→ **Recorded information**:
## begin
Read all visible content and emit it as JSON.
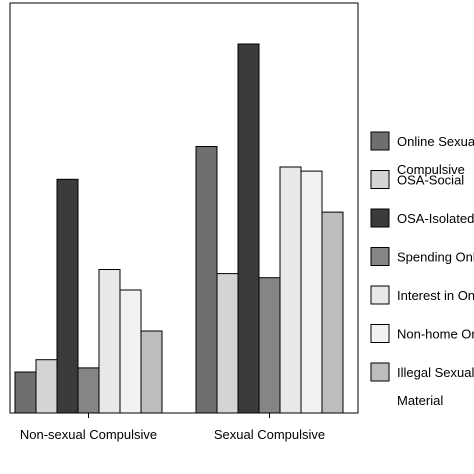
{
  "chart_data": {
    "type": "bar",
    "title": "",
    "xlabel": "",
    "ylabel": "",
    "ylim": [
      0,
      100
    ],
    "grid": false,
    "legend_position": "right",
    "categories": [
      "Non-sexual Compulsive",
      "Sexual Compulsive"
    ],
    "series": [
      {
        "name": "Online Sexual Compulsive",
        "color": "#6f6f6f",
        "values": [
          10,
          65
        ]
      },
      {
        "name": "OSA-Social",
        "color": "#d4d4d4",
        "values": [
          13,
          34
        ]
      },
      {
        "name": "OSA-Isolated",
        "color": "#3b3b3b",
        "values": [
          57,
          90
        ]
      },
      {
        "name": "Spending Online",
        "color": "#858585",
        "values": [
          11,
          33
        ]
      },
      {
        "name": "Interest in Online",
        "color": "#e8e8e8",
        "values": [
          35,
          60
        ]
      },
      {
        "name": "Non-home Online",
        "color": "#f2f2f2",
        "values": [
          30,
          59
        ]
      },
      {
        "name": "Illegal Sexual Material",
        "color": "#bdbdbd",
        "values": [
          20,
          49
        ]
      }
    ],
    "legend_lines": [
      [
        "Online Sexual",
        "Compulsive"
      ],
      [
        "OSA-Social"
      ],
      [
        "OSA-Isolated"
      ],
      [
        "Spending Online"
      ],
      [
        "Interest in Online"
      ],
      [
        "Non-home Online"
      ],
      [
        "Illegal Sexual",
        "Material"
      ]
    ]
  }
}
## end
→ **Do this**:
The material above must be printed exactly, with its pictures left out.

→ **Final result**:
Read all visible content and emit it as JSON.
{
  "chart_data": {
    "type": "bar",
    "title": "",
    "xlabel": "",
    "ylabel": "",
    "ylim": [
      0,
      100
    ],
    "grid": false,
    "legend_position": "right",
    "categories": [
      "Non-sexual Compulsive",
      "Sexual Compulsive"
    ],
    "series": [
      {
        "name": "Online Sexual Compulsive",
        "color": "#6f6f6f",
        "values": [
          10,
          65
        ]
      },
      {
        "name": "OSA-Social",
        "color": "#d4d4d4",
        "values": [
          13,
          34
        ]
      },
      {
        "name": "OSA-Isolated",
        "color": "#3b3b3b",
        "values": [
          57,
          90
        ]
      },
      {
        "name": "Spending Online",
        "color": "#858585",
        "values": [
          11,
          33
        ]
      },
      {
        "name": "Interest in Online",
        "color": "#e8e8e8",
        "values": [
          35,
          60
        ]
      },
      {
        "name": "Non-home Online",
        "color": "#f2f2f2",
        "values": [
          30,
          59
        ]
      },
      {
        "name": "Illegal Sexual Material",
        "color": "#bdbdbd",
        "values": [
          20,
          49
        ]
      }
    ],
    "legend_lines": [
      [
        "Online Sexual",
        "Compulsive"
      ],
      [
        "OSA-Social"
      ],
      [
        "OSA-Isolated"
      ],
      [
        "Spending Online"
      ],
      [
        "Interest in Online"
      ],
      [
        "Non-home Online"
      ],
      [
        "Illegal Sexual",
        "Material"
      ]
    ]
  }
}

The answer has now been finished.